Exercise goal:
From the listing below, extract each entry exactly as written, minus the images.

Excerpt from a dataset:
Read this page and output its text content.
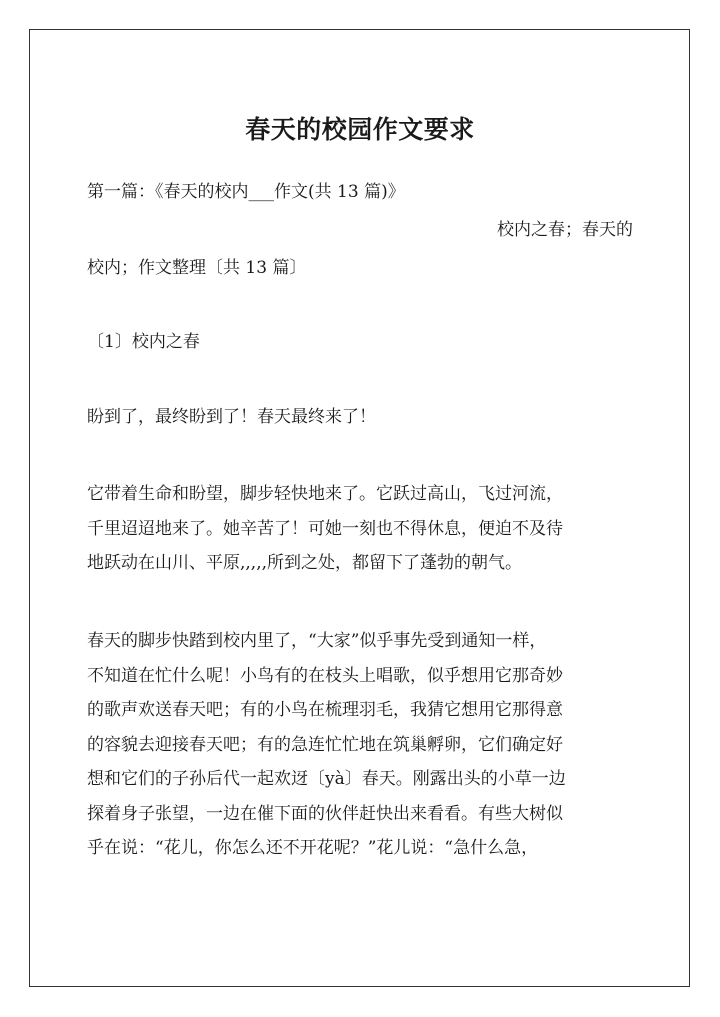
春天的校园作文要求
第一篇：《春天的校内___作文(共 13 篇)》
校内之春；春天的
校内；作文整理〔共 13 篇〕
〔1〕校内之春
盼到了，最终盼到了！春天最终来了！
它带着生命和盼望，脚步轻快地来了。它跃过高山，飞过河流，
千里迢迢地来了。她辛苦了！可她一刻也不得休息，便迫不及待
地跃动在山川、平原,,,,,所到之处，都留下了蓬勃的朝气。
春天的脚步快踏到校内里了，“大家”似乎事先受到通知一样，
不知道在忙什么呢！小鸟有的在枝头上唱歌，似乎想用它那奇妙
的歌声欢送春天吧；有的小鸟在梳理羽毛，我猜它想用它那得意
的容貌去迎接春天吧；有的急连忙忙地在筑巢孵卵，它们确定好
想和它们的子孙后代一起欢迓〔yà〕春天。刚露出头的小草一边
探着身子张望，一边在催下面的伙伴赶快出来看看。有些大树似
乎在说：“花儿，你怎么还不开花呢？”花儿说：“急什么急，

Problem solution:
Read this page and output its text content.
春天的校园作文要求
第一篇：《春天的校内___作文(共 13 篇)》
校内之春；春天的
校内；作文整理〔共 13 篇〕
〔1〕校内之春
盼到了，最终盼到了！春天最终来了！
它带着生命和盼望，脚步轻快地来了。它跃过高山，飞过河流，
千里迢迢地来了。她辛苦了！可她一刻也不得休息，便迫不及待
地跃动在山川、平原,,,,,所到之处，都留下了蓬勃的朝气。
春天的脚步快踏到校内里了，“大家”似乎事先受到通知一样，
不知道在忙什么呢！小鸟有的在枝头上唱歌，似乎想用它那奇妙
的歌声欢送春天吧；有的小鸟在梳理羽毛，我猜它想用它那得意
的容貌去迎接春天吧；有的急连忙忙地在筑巢孵卵，它们确定好
想和它们的子孙后代一起欢迓〔yà〕春天。刚露出头的小草一边
探着身子张望，一边在催下面的伙伴赶快出来看看。有些大树似
乎在说：“花儿，你怎么还不开花呢？”花儿说：“急什么急，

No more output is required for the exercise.